What you will do:
A. Say whether each statement agrees with the boab tree passage, answering yes or no and quoting the deciding words: (i) Boabs keep their leaves through the dry season. (ii) The flowers measure about four inches across. (iii) Adansonia gregorii is endemic in Australia.
B. Pick up the boab tree passage after its final sentence and carry it on.

Tuesday, March 30, 2021

BOAB: THE UPSIDE-DOWN TREE

 

 BOAB , THE UPSIDE-DOWN TREE

BOAB,  Baobab, Bottle Tree, Upside-down Tree: these are various names for an extraordinary tree growing in dry tropical conditions in parts of Africa, Madagascar and NW Australia.

They develop hugely enlarged trunks with a relatively small  branch system so they could be fancifully regarded as growing upside down.

 

Bottle trees in full leaf in 'The Wet'.
 

Multi-stemmed specimen growing in the Kimberleys. It makes Tony look positively slim!

 

They are largely deciduous, shedding their leaves in the dry season. Living to a great age,  surviving drought, flood and fire,they have many uses, from water storage in hollows in their trunks, to edible leaves.

 

Flowers about four inches across.

The large white flowers  produce seeds within large capsules that can be eaten if roasted or will produce an oil and the pith in which they are embedded is refreshing, slightly sharp yet sweet and highly nutritious and rich in vitamin C.

 

 

The seed capsules

 The fibres can be twisted into a twine for nets, and strong rope so all in all it was a hugely valuable resource for the indigenous people of the region.

One of the eight or nine species, Adansonia gregorii, is endemic in Australia and is a conspicuous feature in the plains and tropical woodlands of north west Australia.

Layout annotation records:
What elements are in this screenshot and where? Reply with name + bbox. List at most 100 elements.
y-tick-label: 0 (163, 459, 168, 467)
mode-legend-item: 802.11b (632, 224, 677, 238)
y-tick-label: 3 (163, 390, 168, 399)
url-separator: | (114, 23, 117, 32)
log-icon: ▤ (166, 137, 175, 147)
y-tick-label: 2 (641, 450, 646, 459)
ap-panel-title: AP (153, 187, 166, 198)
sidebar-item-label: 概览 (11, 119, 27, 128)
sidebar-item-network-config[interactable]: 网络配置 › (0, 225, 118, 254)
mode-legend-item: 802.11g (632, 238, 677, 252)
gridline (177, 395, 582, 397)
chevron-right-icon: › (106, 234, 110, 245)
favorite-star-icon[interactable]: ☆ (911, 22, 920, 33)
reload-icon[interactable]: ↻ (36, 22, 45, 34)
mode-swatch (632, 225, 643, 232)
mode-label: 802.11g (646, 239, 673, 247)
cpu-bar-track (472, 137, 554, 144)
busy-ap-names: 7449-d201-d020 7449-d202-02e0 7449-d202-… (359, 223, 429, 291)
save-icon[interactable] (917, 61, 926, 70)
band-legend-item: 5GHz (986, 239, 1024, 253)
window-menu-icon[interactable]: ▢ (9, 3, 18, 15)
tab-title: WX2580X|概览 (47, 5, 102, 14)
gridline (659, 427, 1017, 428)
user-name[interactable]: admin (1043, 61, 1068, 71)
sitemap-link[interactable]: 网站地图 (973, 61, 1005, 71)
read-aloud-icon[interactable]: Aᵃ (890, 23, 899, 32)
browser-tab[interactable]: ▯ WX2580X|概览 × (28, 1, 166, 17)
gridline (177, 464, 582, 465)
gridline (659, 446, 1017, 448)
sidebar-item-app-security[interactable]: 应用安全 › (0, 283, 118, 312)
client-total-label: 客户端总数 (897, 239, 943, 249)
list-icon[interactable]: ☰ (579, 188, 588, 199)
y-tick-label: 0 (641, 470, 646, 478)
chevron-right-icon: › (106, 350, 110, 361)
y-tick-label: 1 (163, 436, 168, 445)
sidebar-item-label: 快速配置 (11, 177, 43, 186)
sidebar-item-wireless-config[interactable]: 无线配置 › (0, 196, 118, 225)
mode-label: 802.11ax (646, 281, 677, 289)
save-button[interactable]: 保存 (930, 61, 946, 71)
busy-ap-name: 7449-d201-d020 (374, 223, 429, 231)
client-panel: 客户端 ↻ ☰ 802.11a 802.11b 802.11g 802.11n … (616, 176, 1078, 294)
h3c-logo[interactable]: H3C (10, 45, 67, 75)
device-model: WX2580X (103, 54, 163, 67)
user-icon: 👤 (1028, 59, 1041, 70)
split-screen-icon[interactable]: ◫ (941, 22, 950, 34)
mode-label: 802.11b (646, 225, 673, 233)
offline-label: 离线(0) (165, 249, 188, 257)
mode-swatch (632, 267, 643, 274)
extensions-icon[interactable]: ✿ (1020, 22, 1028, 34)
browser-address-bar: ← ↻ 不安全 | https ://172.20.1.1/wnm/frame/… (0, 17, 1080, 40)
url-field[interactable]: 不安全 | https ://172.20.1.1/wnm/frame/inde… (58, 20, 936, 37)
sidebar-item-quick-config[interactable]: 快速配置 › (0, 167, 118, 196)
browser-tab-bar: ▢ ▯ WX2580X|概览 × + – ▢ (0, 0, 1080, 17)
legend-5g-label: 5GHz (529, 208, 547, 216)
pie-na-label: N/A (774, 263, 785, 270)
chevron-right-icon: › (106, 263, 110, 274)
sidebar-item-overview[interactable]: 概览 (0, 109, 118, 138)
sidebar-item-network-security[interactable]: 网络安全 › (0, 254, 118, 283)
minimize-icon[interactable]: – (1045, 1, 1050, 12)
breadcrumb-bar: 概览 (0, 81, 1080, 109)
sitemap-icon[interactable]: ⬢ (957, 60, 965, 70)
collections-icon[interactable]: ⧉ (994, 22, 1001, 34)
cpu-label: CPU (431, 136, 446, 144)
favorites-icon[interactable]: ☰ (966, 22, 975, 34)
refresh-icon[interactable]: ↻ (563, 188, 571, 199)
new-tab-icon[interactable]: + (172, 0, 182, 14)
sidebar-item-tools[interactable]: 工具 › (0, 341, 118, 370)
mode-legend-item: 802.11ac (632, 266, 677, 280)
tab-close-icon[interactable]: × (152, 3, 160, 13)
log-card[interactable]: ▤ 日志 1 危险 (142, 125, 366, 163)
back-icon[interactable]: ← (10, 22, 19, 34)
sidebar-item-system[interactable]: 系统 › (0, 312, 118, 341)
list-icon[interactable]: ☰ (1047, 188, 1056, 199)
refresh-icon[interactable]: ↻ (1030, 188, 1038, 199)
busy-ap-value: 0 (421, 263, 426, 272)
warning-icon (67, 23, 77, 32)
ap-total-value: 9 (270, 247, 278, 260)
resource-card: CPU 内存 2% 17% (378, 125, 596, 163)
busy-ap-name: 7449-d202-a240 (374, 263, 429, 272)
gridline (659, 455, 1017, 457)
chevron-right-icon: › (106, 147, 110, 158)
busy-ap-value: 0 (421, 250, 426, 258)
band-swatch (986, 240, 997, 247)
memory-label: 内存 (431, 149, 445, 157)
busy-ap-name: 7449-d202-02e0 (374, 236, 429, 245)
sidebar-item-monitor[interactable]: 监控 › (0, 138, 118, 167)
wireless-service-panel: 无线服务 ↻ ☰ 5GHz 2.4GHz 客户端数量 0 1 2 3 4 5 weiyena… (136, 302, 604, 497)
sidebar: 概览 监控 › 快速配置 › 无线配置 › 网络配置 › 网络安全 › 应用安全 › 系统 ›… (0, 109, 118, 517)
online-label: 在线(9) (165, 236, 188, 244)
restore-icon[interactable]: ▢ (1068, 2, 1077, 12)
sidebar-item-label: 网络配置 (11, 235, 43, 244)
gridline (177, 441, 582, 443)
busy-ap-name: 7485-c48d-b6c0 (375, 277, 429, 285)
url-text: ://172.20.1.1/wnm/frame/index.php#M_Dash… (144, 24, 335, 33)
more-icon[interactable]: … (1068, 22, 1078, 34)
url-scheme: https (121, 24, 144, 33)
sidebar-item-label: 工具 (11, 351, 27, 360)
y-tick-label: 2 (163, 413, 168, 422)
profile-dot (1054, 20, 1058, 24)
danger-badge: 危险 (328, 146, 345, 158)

Task responses:
A.
(i) No: "They are largely deciduous, shedding their leaves in the dry season."
(ii) Yes: "Flowers about four inches across."
(iii) Yes: "One of the eight or nine species, Adansonia gregorii, is endemic in Australia"

B.
From log Aug 11th’92

 “Heading north towards Derby the country changed to Wattles and grass, then gums and grassland then to near-desert, with masses of termite mounds and scattered Boabs. We pulled off the road to stop near a massive Boab. It is a veritable giant, solitary among the sparse scrub of the Jarananga termite plain. The soil has been trampled and grazed into a dust bowl and the wind is blowing a remorseless swirl of fine silt. At some time when it was young its trunk divided near the base into three huge trunks, their smooth and polished wrinkles hold no traces of the fires droughts and floods it must have endured over the years . Passing travelers like us glad of the thin shelter it gave in the great open plain, have carved their initials and even driven nails into the trunk to give footholds to climb the sloping central trunk to give a view over the shimmering miles. This giant is supported by coiling roots making seats and hollows.

We sat out the last of the heat under its shade and later made up our swags in the open. It was bright moonlight, we didn’t need a lamp and the air was balmy.

 

Recognizable from the road north between Broome and Derby, we have even seen this tree in a feature on the telly!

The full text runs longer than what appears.